**Problem details:**
In the entries below, count every line with the string "линий". State the count and nothing else.

= = = = =

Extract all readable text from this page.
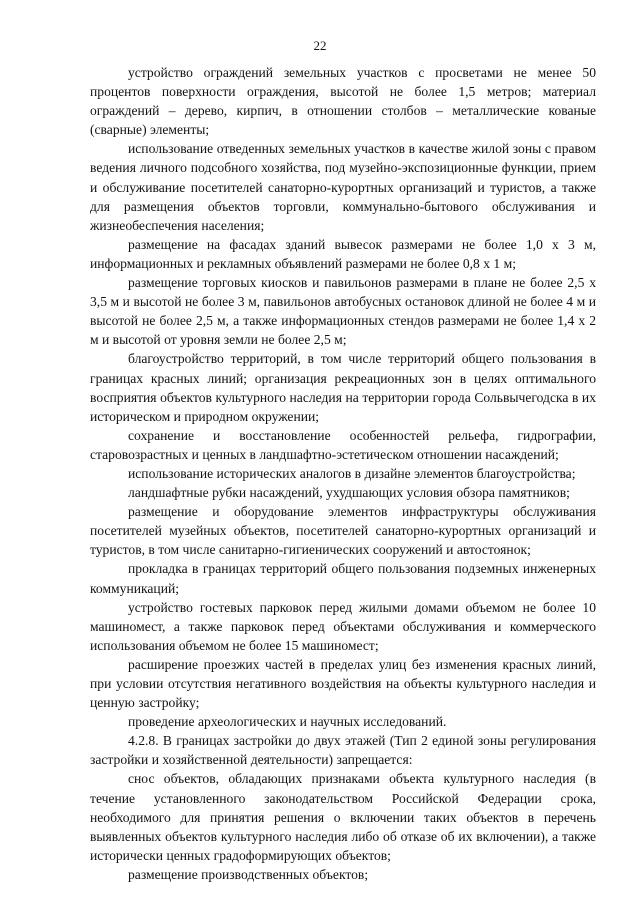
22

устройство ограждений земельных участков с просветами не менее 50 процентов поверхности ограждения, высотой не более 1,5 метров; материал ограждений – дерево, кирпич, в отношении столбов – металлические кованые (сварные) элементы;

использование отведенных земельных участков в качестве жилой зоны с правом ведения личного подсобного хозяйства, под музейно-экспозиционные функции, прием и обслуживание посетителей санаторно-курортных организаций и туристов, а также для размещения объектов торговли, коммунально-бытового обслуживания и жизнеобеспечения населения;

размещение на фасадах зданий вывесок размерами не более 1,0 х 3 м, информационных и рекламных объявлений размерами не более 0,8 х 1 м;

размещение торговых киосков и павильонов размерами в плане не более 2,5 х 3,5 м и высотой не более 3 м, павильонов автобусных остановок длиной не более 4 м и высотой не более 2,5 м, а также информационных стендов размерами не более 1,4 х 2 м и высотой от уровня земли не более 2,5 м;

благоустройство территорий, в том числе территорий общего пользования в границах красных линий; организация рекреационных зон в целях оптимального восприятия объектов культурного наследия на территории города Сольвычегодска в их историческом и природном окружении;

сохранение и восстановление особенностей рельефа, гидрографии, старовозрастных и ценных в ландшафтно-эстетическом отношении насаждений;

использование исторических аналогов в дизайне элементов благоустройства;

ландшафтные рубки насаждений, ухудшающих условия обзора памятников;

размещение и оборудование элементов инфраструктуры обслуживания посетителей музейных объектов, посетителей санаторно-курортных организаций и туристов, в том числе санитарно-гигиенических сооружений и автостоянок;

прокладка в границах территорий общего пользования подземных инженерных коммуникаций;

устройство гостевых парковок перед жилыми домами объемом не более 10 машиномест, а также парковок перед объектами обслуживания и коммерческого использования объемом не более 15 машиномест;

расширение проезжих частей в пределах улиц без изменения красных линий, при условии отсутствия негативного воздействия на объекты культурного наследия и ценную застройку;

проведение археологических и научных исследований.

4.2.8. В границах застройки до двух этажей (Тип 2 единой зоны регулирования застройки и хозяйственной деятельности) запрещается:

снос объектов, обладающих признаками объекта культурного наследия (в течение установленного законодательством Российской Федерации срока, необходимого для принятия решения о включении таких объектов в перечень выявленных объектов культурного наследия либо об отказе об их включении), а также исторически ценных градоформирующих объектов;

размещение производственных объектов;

= = = = =

**Task solution:**
2